"""

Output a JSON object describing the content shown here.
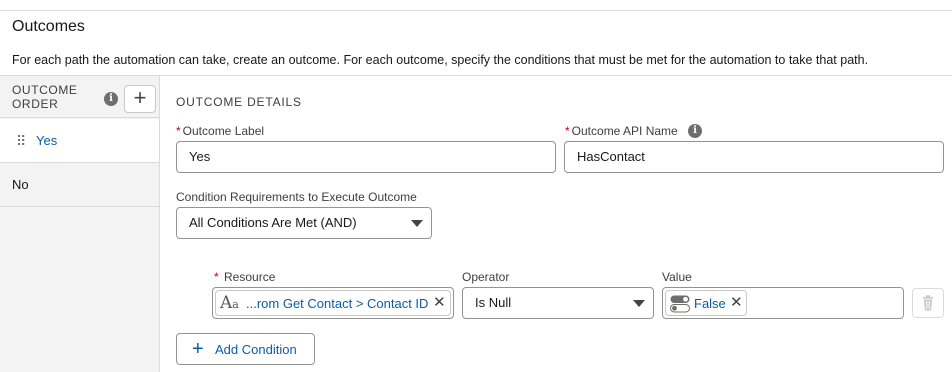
{
  "section": {
    "title": "Outcomes",
    "description": "For each path the automation can take, create an outcome. For each outcome, specify the conditions that must be met for the automation to take that path."
  },
  "sidebar": {
    "header_line1": "OUTCOME",
    "header_line2": "ORDER",
    "add_symbol": "+",
    "items": [
      {
        "label": "Yes",
        "selected": true
      },
      {
        "label": "No",
        "selected": false
      }
    ]
  },
  "details": {
    "title": "OUTCOME DETAILS",
    "required_marker": "*",
    "outcome_label": {
      "label": "Outcome Label",
      "value": "Yes"
    },
    "api_name": {
      "label": "Outcome API Name",
      "value": "HasContact"
    },
    "condition_requirements": {
      "label": "Condition Requirements to Execute Outcome",
      "value": "All Conditions Are Met (AND)"
    }
  },
  "condition": {
    "resource": {
      "label": "Resource",
      "value": "...rom Get Contact > Contact ID",
      "icon": "text-type-icon"
    },
    "operator": {
      "label": "Operator",
      "value": "Is Null"
    },
    "value": {
      "label": "Value",
      "value": "False",
      "icon": "boolean-toggle-icon"
    }
  },
  "add_condition": {
    "label": "Add Condition",
    "symbol": "+"
  },
  "icons": {
    "info_glyph": "i",
    "close_glyph": "✕"
  },
  "colors": {
    "link_blue": "#0b5cab",
    "required_red": "#ba0517",
    "sidebar_bg": "#f3f3f3"
  }
}
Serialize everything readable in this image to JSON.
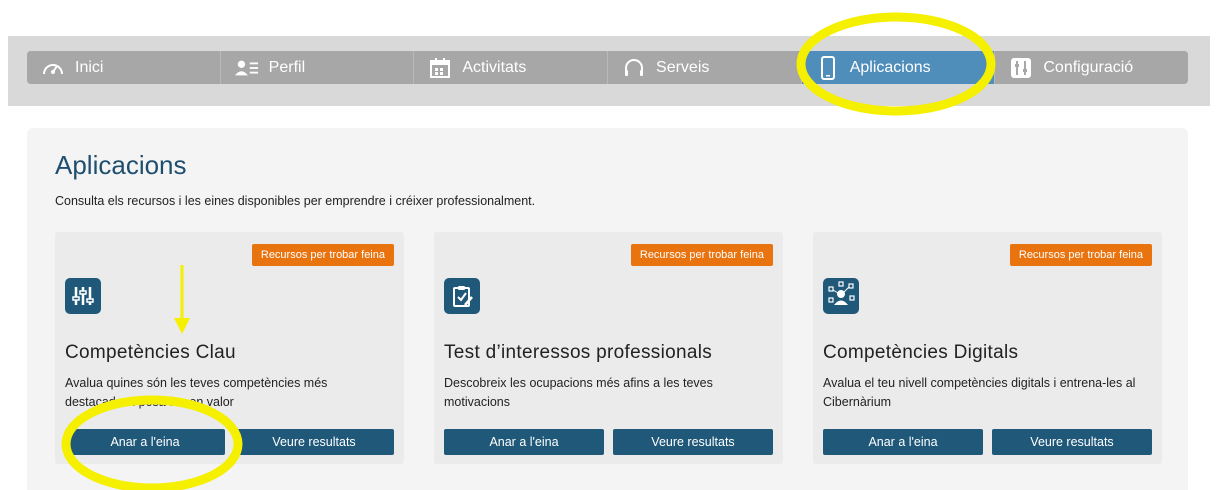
{
  "nav": {
    "items": [
      {
        "label": "Inici",
        "icon": "gauge-icon"
      },
      {
        "label": "Perfil",
        "icon": "profile-icon"
      },
      {
        "label": "Activitats",
        "icon": "calendar-icon"
      },
      {
        "label": "Serveis",
        "icon": "headset-icon"
      },
      {
        "label": "Aplicacions",
        "icon": "phone-icon",
        "active": true
      },
      {
        "label": "Configuració",
        "icon": "settings-sliders-icon"
      }
    ]
  },
  "page": {
    "title": "Aplicacions",
    "subtitle": "Consulta els recursos i les eines disponibles per emprendre i créixer professionalment."
  },
  "cards": [
    {
      "tag": "Recursos per trobar feina",
      "title": "Competències Clau",
      "description": "Avalua quines són les teves competències més destacades i posa-les en valor",
      "btn_primary": "Anar a l'eina",
      "btn_secondary": "Veure resultats",
      "icon": "sliders-icon"
    },
    {
      "tag": "Recursos per trobar feina",
      "title": "Test d’interessos professionals",
      "description": "Descobreix les ocupacions més afins a les teves motivacions",
      "btn_primary": "Anar a l'eina",
      "btn_secondary": "Veure resultats",
      "icon": "clipboard-edit-icon"
    },
    {
      "tag": "Recursos per trobar feina",
      "title": "Competències Digitals",
      "description": "Avalua el teu nivell competències digitals i entrena-les al Cibernàrium",
      "btn_primary": "Anar a l'eina",
      "btn_secondary": "Veure resultats",
      "icon": "user-network-icon"
    }
  ],
  "colors": {
    "accent": "#4f8dba",
    "dark_blue": "#1f5879",
    "tag_orange": "#e8730f",
    "highlight_yellow": "#f5ef00"
  }
}
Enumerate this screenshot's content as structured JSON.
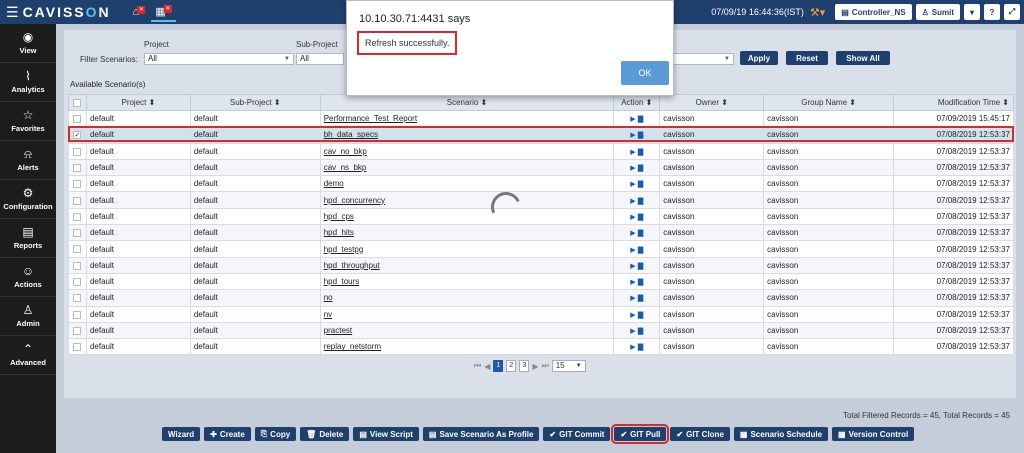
{
  "topbar": {
    "brand_prefix": "CAVISS",
    "brand_o": "O",
    "brand_suffix": "N",
    "datetime": "07/09/19 16:44:36(IST)",
    "controller": "Controller_NS",
    "user": "Sumit"
  },
  "sidebar": [
    {
      "label": "View",
      "icon": "eye-icon",
      "glyph": "◉"
    },
    {
      "label": "Analytics",
      "icon": "line-chart-icon",
      "glyph": "⌇"
    },
    {
      "label": "Favorites",
      "icon": "star-icon",
      "glyph": "☆"
    },
    {
      "label": "Alerts",
      "icon": "bell-icon",
      "glyph": "⍾"
    },
    {
      "label": "Configuration",
      "icon": "gears-icon",
      "glyph": "⚙"
    },
    {
      "label": "Reports",
      "icon": "document-icon",
      "glyph": "▤"
    },
    {
      "label": "Actions",
      "icon": "user-circle-icon",
      "glyph": "☺"
    },
    {
      "label": "Admin",
      "icon": "user-icon",
      "glyph": "♙"
    },
    {
      "label": "Advanced",
      "icon": "chevron-up-circle-icon",
      "glyph": "⌃"
    }
  ],
  "filter": {
    "label": "Filter Scenarios:",
    "project_label": "Project",
    "project_value": "All",
    "subproject_label": "Sub-Project",
    "subproject_value": "All",
    "apply": "Apply",
    "reset": "Reset",
    "show_all": "Show All"
  },
  "section_label": "Available Scenario(s)",
  "table": {
    "columns": [
      "Project",
      "Sub-Project",
      "Scenario",
      "Action",
      "Owner",
      "Group Name",
      "Modification Time"
    ],
    "rows": [
      {
        "project": "default",
        "subproject": "default",
        "scenario": "Performance_Test_Report",
        "owner": "cavisson",
        "group": "cavisson",
        "time": "07/09/2019 15:45:17",
        "checked": false
      },
      {
        "project": "default",
        "subproject": "default",
        "scenario": "bh_data_specs",
        "owner": "cavisson",
        "group": "cavisson",
        "time": "07/08/2019 12:53:37",
        "checked": true
      },
      {
        "project": "default",
        "subproject": "default",
        "scenario": "cav_no_bkp",
        "owner": "cavisson",
        "group": "cavisson",
        "time": "07/08/2019 12:53:37",
        "checked": false
      },
      {
        "project": "default",
        "subproject": "default",
        "scenario": "cav_ns_bkp",
        "owner": "cavisson",
        "group": "cavisson",
        "time": "07/08/2019 12:53:37",
        "checked": false
      },
      {
        "project": "default",
        "subproject": "default",
        "scenario": "demo",
        "owner": "cavisson",
        "group": "cavisson",
        "time": "07/08/2019 12:53:37",
        "checked": false
      },
      {
        "project": "default",
        "subproject": "default",
        "scenario": "hpd_concurrency",
        "owner": "cavisson",
        "group": "cavisson",
        "time": "07/08/2019 12:53:37",
        "checked": false
      },
      {
        "project": "default",
        "subproject": "default",
        "scenario": "hpd_cps",
        "owner": "cavisson",
        "group": "cavisson",
        "time": "07/08/2019 12:53:37",
        "checked": false
      },
      {
        "project": "default",
        "subproject": "default",
        "scenario": "hpd_hits",
        "owner": "cavisson",
        "group": "cavisson",
        "time": "07/08/2019 12:53:37",
        "checked": false
      },
      {
        "project": "default",
        "subproject": "default",
        "scenario": "hpd_testpg",
        "owner": "cavisson",
        "group": "cavisson",
        "time": "07/08/2019 12:53:37",
        "checked": false
      },
      {
        "project": "default",
        "subproject": "default",
        "scenario": "hpd_throughput",
        "owner": "cavisson",
        "group": "cavisson",
        "time": "07/08/2019 12:53:37",
        "checked": false
      },
      {
        "project": "default",
        "subproject": "default",
        "scenario": "hpd_tours",
        "owner": "cavisson",
        "group": "cavisson",
        "time": "07/08/2019 12:53:37",
        "checked": false
      },
      {
        "project": "default",
        "subproject": "default",
        "scenario": "no",
        "owner": "cavisson",
        "group": "cavisson",
        "time": "07/08/2019 12:53:37",
        "checked": false
      },
      {
        "project": "default",
        "subproject": "default",
        "scenario": "nv",
        "owner": "cavisson",
        "group": "cavisson",
        "time": "07/08/2019 12:53:37",
        "checked": false
      },
      {
        "project": "default",
        "subproject": "default",
        "scenario": "practest",
        "owner": "cavisson",
        "group": "cavisson",
        "time": "07/08/2019 12:53:37",
        "checked": false
      },
      {
        "project": "default",
        "subproject": "default",
        "scenario": "replay_netstorm",
        "owner": "cavisson",
        "group": "cavisson",
        "time": "07/08/2019 12:53:37",
        "checked": false
      }
    ]
  },
  "pager": {
    "pages": [
      "1",
      "2",
      "3"
    ],
    "current": "1",
    "page_size": "15"
  },
  "totals": "Total Filtered Records = 45, Total Records = 45",
  "actions": [
    {
      "label": "Wizard",
      "icon": "",
      "name": "wizard-button"
    },
    {
      "label": "Create",
      "icon": "✚",
      "name": "create-button"
    },
    {
      "label": "Copy",
      "icon": "⎘",
      "name": "copy-button"
    },
    {
      "label": "Delete",
      "icon": "🗑",
      "name": "delete-button"
    },
    {
      "label": "View Script",
      "icon": "▤",
      "name": "view-script-button"
    },
    {
      "label": "Save Scenario As Profile",
      "icon": "▤",
      "name": "save-scenario-profile-button"
    },
    {
      "label": "GIT Commit",
      "icon": "✔",
      "name": "git-commit-button"
    },
    {
      "label": "GIT Pull",
      "icon": "✔",
      "name": "git-pull-button"
    },
    {
      "label": "GIT Clone",
      "icon": "✔",
      "name": "git-clone-button"
    },
    {
      "label": "Scenario Schedule",
      "icon": "▦",
      "name": "scenario-schedule-button"
    },
    {
      "label": "Version Control",
      "icon": "▦",
      "name": "version-control-button"
    }
  ],
  "dialog": {
    "title": "10.10.30.71:4431 says",
    "message": "Refresh successfully.",
    "ok": "OK"
  }
}
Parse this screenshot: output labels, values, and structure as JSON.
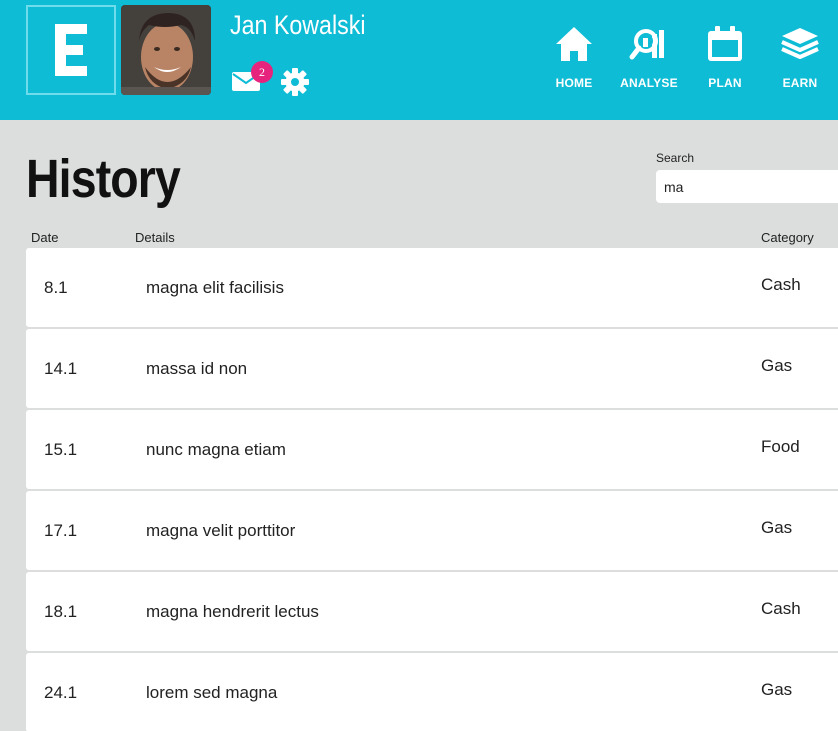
{
  "brand": {
    "logo_letter": "E"
  },
  "user": {
    "name": "Jan Kowalski",
    "unread_messages": "2"
  },
  "nav": [
    {
      "label": "HOME",
      "icon": "home-icon"
    },
    {
      "label": "ANALYSE",
      "icon": "analyse-icon"
    },
    {
      "label": "PLAN",
      "icon": "calendar-icon"
    },
    {
      "label": "EARN",
      "icon": "layers-icon"
    }
  ],
  "page": {
    "title": "History"
  },
  "search": {
    "label": "Search",
    "value": "ma"
  },
  "table": {
    "columns": {
      "date": "Date",
      "details": "Details",
      "category": "Category"
    },
    "rows": [
      {
        "date": "8.1",
        "details": "magna elit facilisis",
        "category": "Cash"
      },
      {
        "date": "14.1",
        "details": "massa id non",
        "category": "Gas"
      },
      {
        "date": "15.1",
        "details": "nunc magna etiam",
        "category": "Food"
      },
      {
        "date": "17.1",
        "details": "magna velit porttitor",
        "category": "Gas"
      },
      {
        "date": "18.1",
        "details": "magna hendrerit lectus",
        "category": "Cash"
      },
      {
        "date": "24.1",
        "details": "lorem sed magna",
        "category": "Gas"
      }
    ]
  },
  "colors": {
    "header": "#0fbcd5",
    "background": "#dcdedd",
    "badge": "#e6247d"
  }
}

"""

-- DESCRIPTION OF THE TASK --
State how many lines of the records hold the string "content", and nothing else.

-- EXERCISE RESULT --
2